__Aim of the exercise__. Below is a listing to transcribe in full and exactly; keep the pictures out.

__Data listing__.
/---
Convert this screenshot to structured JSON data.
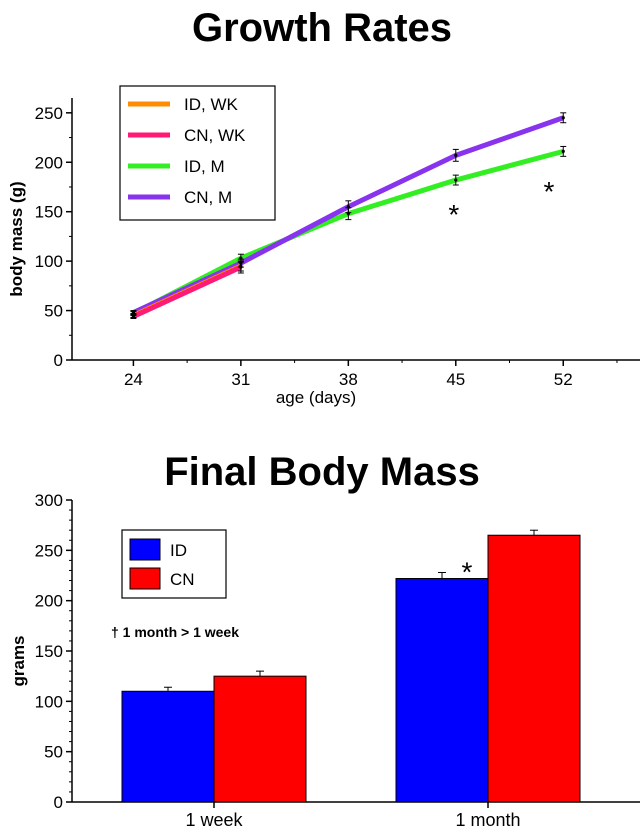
{
  "chart_data": [
    {
      "type": "line",
      "title": "Growth Rates",
      "xlabel": "age (days)",
      "ylabel": "body mass (g)",
      "x": [
        24,
        31,
        38,
        45,
        52
      ],
      "xticks": [
        "24",
        "31",
        "38",
        "45",
        "52"
      ],
      "yticks": [
        "0",
        "50",
        "100",
        "150",
        "200",
        "250"
      ],
      "xlim": [
        20,
        57
      ],
      "ylim": [
        0,
        265
      ],
      "legend_position": "top-left",
      "series": [
        {
          "name": "ID, WK",
          "color": "#ff8c00",
          "x": [
            24,
            31
          ],
          "values": [
            45,
            95
          ],
          "errors": [
            2,
            5
          ]
        },
        {
          "name": "CN, WK",
          "color": "#ff1a75",
          "x": [
            24,
            31
          ],
          "values": [
            44,
            94
          ],
          "errors": [
            2,
            6
          ]
        },
        {
          "name": "ID, M",
          "color": "#33ee22",
          "x": [
            24,
            31,
            38,
            45,
            52
          ],
          "values": [
            47,
            103,
            148,
            182,
            211
          ],
          "errors": [
            2,
            4,
            6,
            5,
            5
          ]
        },
        {
          "name": "CN, M",
          "color": "#8833ee",
          "x": [
            24,
            31,
            38,
            45,
            52
          ],
          "values": [
            48,
            98,
            155,
            207,
            245
          ],
          "errors": [
            2,
            4,
            6,
            6,
            5
          ]
        }
      ],
      "annotations": [
        {
          "text": "*",
          "x": 45,
          "y": 160
        },
        {
          "text": "*",
          "x": 51.2,
          "y": 183
        }
      ]
    },
    {
      "type": "bar",
      "title": "Final Body Mass",
      "xlabel": "",
      "ylabel": "grams",
      "categories": [
        "1 week",
        "1 month"
      ],
      "yticks": [
        "0",
        "50",
        "100",
        "150",
        "200",
        "250",
        "300"
      ],
      "ylim": [
        0,
        300
      ],
      "legend_position": "top-left",
      "series": [
        {
          "name": "ID",
          "color": "#0000ff",
          "values": [
            110,
            222
          ],
          "errors": [
            4,
            6
          ]
        },
        {
          "name": "CN",
          "color": "#ff0000",
          "values": [
            125,
            265
          ],
          "errors": [
            5,
            5
          ]
        }
      ],
      "annotations": [
        {
          "text": "*",
          "category": 1,
          "y": 245
        },
        {
          "text": "† 1 month > 1 week",
          "position": "left-middle"
        }
      ]
    }
  ]
}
\---
__Exercise response__.
Convert this screenshot to structured JSON data.
{
  "chart_data": [
    {
      "type": "line",
      "title": "Growth Rates",
      "xlabel": "age (days)",
      "ylabel": "body mass (g)",
      "x": [
        24,
        31,
        38,
        45,
        52
      ],
      "xticks": [
        "24",
        "31",
        "38",
        "45",
        "52"
      ],
      "yticks": [
        "0",
        "50",
        "100",
        "150",
        "200",
        "250"
      ],
      "xlim": [
        20,
        57
      ],
      "ylim": [
        0,
        265
      ],
      "legend_position": "top-left",
      "series": [
        {
          "name": "ID, WK",
          "color": "#ff8c00",
          "x": [
            24,
            31
          ],
          "values": [
            45,
            95
          ],
          "errors": [
            2,
            5
          ]
        },
        {
          "name": "CN, WK",
          "color": "#ff1a75",
          "x": [
            24,
            31
          ],
          "values": [
            44,
            94
          ],
          "errors": [
            2,
            6
          ]
        },
        {
          "name": "ID, M",
          "color": "#33ee22",
          "x": [
            24,
            31,
            38,
            45,
            52
          ],
          "values": [
            47,
            103,
            148,
            182,
            211
          ],
          "errors": [
            2,
            4,
            6,
            5,
            5
          ]
        },
        {
          "name": "CN, M",
          "color": "#8833ee",
          "x": [
            24,
            31,
            38,
            45,
            52
          ],
          "values": [
            48,
            98,
            155,
            207,
            245
          ],
          "errors": [
            2,
            4,
            6,
            6,
            5
          ]
        }
      ],
      "annotations": [
        {
          "text": "*",
          "x": 45,
          "y": 160
        },
        {
          "text": "*",
          "x": 51.2,
          "y": 183
        }
      ]
    },
    {
      "type": "bar",
      "title": "Final Body Mass",
      "xlabel": "",
      "ylabel": "grams",
      "categories": [
        "1 week",
        "1 month"
      ],
      "yticks": [
        "0",
        "50",
        "100",
        "150",
        "200",
        "250",
        "300"
      ],
      "ylim": [
        0,
        300
      ],
      "legend_position": "top-left",
      "series": [
        {
          "name": "ID",
          "color": "#0000ff",
          "values": [
            110,
            222
          ],
          "errors": [
            4,
            6
          ]
        },
        {
          "name": "CN",
          "color": "#ff0000",
          "values": [
            125,
            265
          ],
          "errors": [
            5,
            5
          ]
        }
      ],
      "annotations": [
        {
          "text": "*",
          "category": 1,
          "y": 245
        },
        {
          "text": "† 1 month > 1 week",
          "position": "left-middle"
        }
      ]
    }
  ]
}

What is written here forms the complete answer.